[START Input records]

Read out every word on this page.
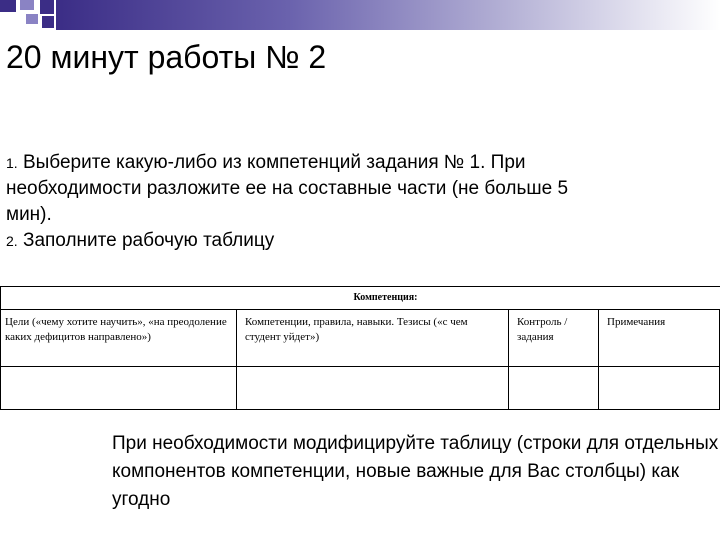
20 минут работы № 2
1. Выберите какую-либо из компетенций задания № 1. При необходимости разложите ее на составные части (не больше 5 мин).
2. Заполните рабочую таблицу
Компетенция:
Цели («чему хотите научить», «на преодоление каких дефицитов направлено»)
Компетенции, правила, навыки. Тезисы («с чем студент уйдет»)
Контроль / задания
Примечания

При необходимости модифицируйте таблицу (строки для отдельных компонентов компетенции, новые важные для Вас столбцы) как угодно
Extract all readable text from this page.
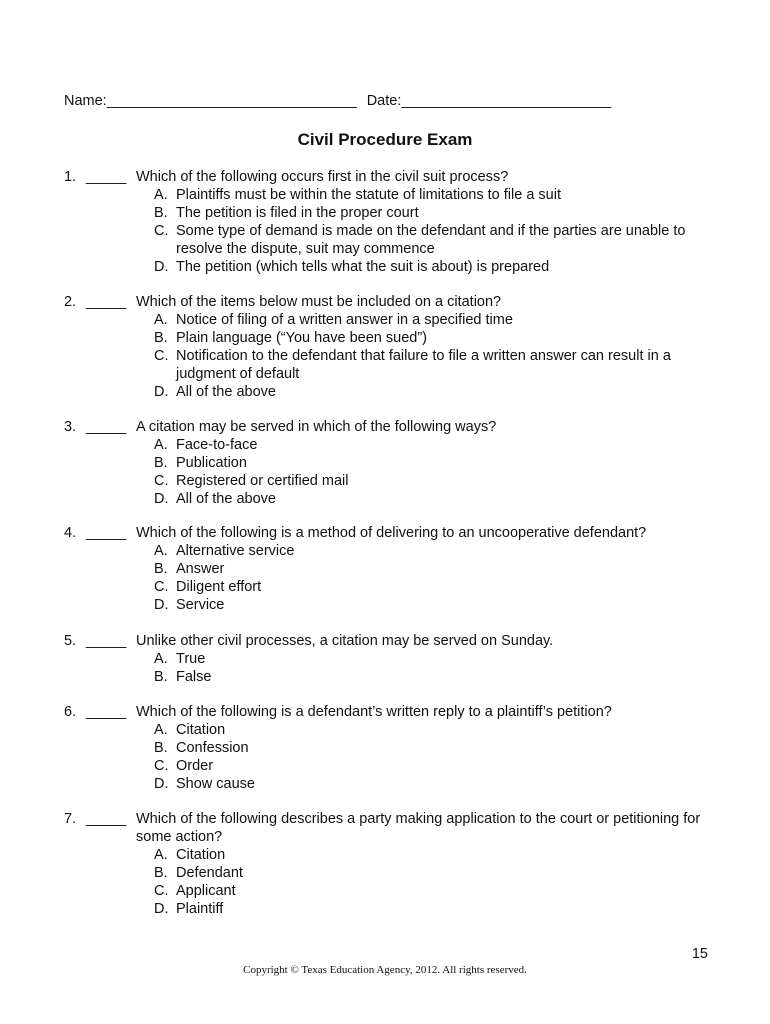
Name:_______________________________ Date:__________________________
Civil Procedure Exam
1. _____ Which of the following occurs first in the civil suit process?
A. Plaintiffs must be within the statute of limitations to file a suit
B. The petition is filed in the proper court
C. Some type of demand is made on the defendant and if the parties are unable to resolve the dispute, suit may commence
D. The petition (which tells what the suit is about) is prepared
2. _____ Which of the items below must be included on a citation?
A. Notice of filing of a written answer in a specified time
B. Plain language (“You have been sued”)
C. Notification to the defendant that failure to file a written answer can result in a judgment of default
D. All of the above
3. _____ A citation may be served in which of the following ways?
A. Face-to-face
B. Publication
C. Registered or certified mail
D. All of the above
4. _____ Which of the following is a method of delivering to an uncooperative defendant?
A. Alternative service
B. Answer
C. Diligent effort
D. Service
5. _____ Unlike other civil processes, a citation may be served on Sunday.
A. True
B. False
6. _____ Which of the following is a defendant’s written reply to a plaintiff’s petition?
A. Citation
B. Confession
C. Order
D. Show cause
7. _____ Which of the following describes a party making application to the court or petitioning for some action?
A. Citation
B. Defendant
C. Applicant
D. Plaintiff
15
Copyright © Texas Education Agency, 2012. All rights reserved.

[END Input records]
[START Input records]

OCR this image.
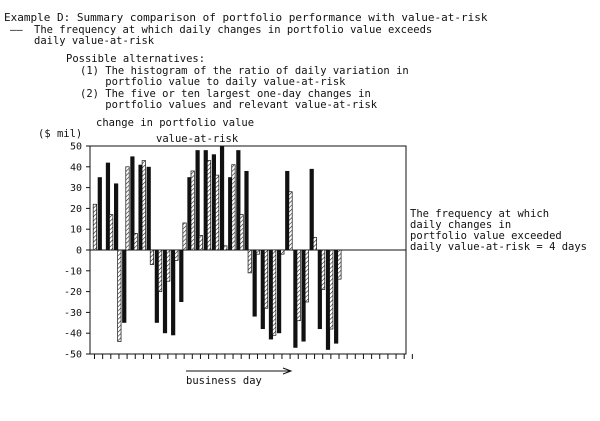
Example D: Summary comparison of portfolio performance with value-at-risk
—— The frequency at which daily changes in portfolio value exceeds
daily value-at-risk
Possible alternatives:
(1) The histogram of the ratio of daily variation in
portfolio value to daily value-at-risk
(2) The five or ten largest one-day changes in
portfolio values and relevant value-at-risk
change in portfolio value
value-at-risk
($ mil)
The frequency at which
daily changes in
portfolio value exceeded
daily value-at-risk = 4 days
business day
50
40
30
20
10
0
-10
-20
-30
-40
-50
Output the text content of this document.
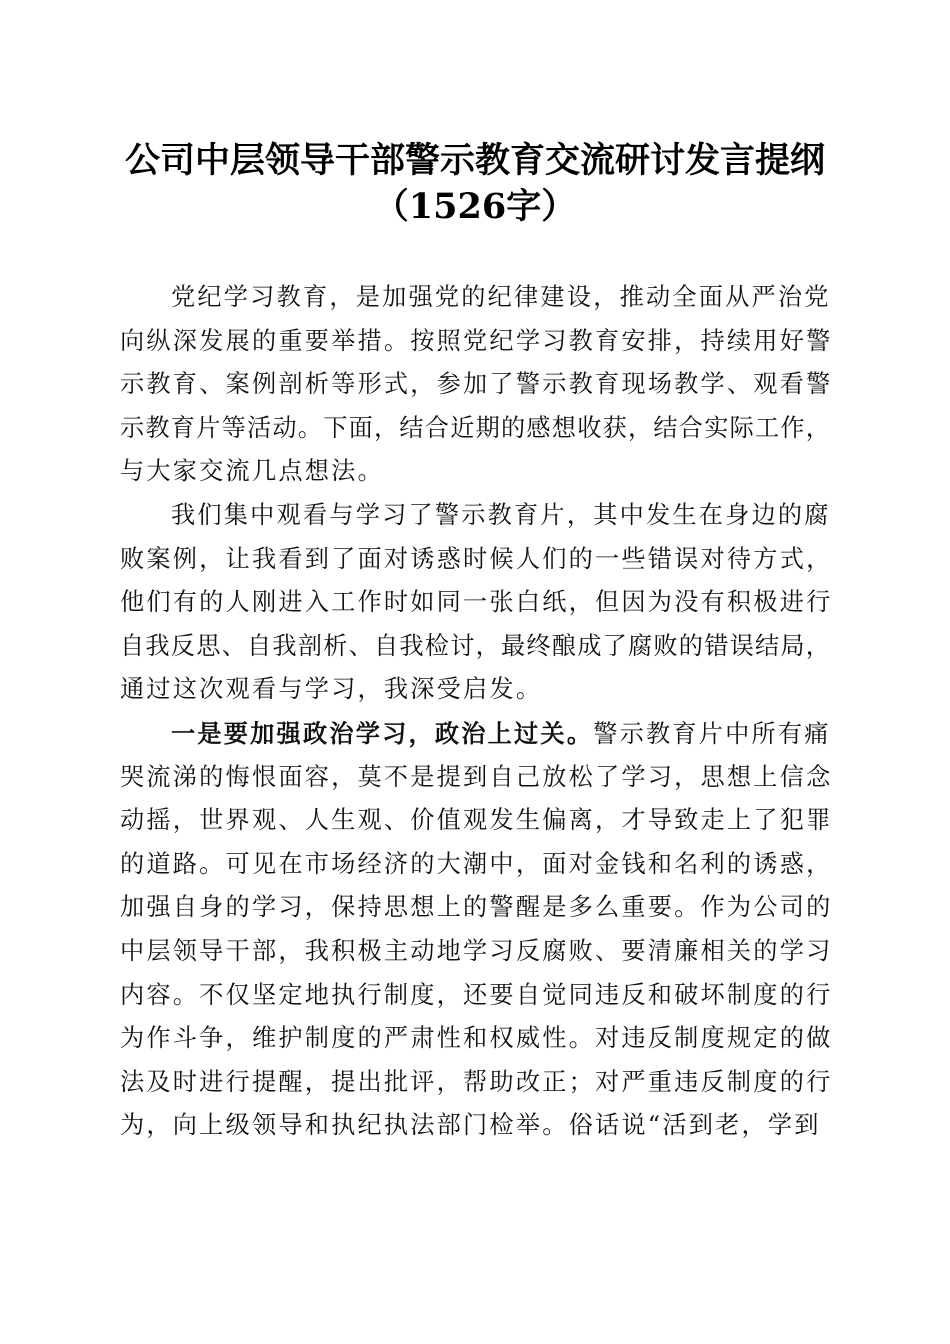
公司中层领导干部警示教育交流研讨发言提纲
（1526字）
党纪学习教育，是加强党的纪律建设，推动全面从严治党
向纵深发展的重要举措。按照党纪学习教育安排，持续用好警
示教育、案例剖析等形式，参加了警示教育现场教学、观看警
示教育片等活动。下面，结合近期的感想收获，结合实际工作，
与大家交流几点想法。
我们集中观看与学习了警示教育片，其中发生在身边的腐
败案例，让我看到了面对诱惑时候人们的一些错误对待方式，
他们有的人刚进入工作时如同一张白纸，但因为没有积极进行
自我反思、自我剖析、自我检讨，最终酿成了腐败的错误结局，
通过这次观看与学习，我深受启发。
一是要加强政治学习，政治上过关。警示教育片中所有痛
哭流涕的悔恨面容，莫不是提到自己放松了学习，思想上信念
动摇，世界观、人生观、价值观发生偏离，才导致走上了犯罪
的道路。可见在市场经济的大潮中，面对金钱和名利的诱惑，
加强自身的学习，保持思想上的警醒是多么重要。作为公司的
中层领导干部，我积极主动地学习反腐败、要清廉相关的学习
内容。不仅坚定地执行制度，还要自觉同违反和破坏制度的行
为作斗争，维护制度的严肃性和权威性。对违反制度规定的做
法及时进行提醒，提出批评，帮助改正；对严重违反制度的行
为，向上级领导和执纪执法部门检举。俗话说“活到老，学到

[END Input records]

• _What the task requires_
From the material above, copy each line that includes the word "court".

• _Answer to the exercise_
B. The petition is filed in the proper court
7. _____ Which of the following describes a party making application to the court or petitioning for some action?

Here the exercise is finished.